Repeat, exactly and in full, the lines of the listing below, but without any pictures.

===== Data shown

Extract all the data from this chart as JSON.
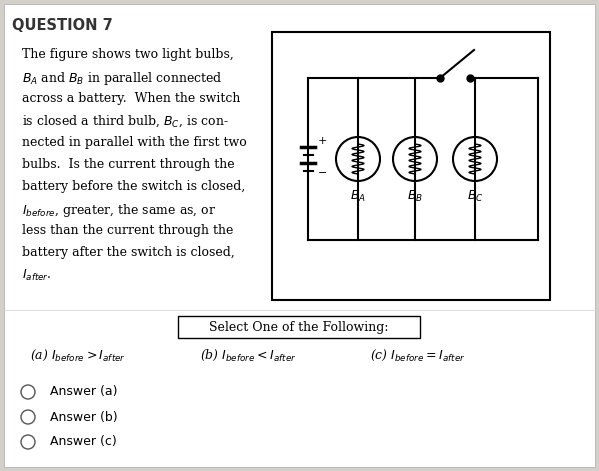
{
  "bg_color": "#d3d0cb",
  "white_bg": "#ffffff",
  "title": "QUESTION 7",
  "body_text": [
    "The figure shows two light bulbs,",
    "$B_A$ and $B_B$ in parallel connected",
    "across a battery.  When the switch",
    "is closed a third bulb, $B_C$, is con-",
    "nected in parallel with the first two",
    "bulbs.  Is the current through the",
    "battery before the switch is closed,",
    "$I_{before}$, greater, the same as, or",
    "less than the current through the",
    "battery after the switch is closed,",
    "$I_{after}$."
  ],
  "select_text": "Select One of the Following:",
  "bulb_labels": [
    "$B_A$",
    "$B_B$",
    "$B_C$"
  ],
  "answers": [
    "Answer (a)",
    "Answer (b)",
    "Answer (c)"
  ]
}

==========

Complete output —
Extract all the data from this chart as JSON.
{
  "bg_color": "#d3d0cb",
  "white_bg": "#ffffff",
  "title": "QUESTION 7",
  "body_text": [
    "The figure shows two light bulbs,",
    "$B_A$ and $B_B$ in parallel connected",
    "across a battery.  When the switch",
    "is closed a third bulb, $B_C$, is con-",
    "nected in parallel with the first two",
    "bulbs.  Is the current through the",
    "battery before the switch is closed,",
    "$I_{before}$, greater, the same as, or",
    "less than the current through the",
    "battery after the switch is closed,",
    "$I_{after}$."
  ],
  "select_text": "Select One of the Following:",
  "bulb_labels": [
    "$B_A$",
    "$B_B$",
    "$B_C$"
  ],
  "answers": [
    "Answer (a)",
    "Answer (b)",
    "Answer (c)"
  ]
}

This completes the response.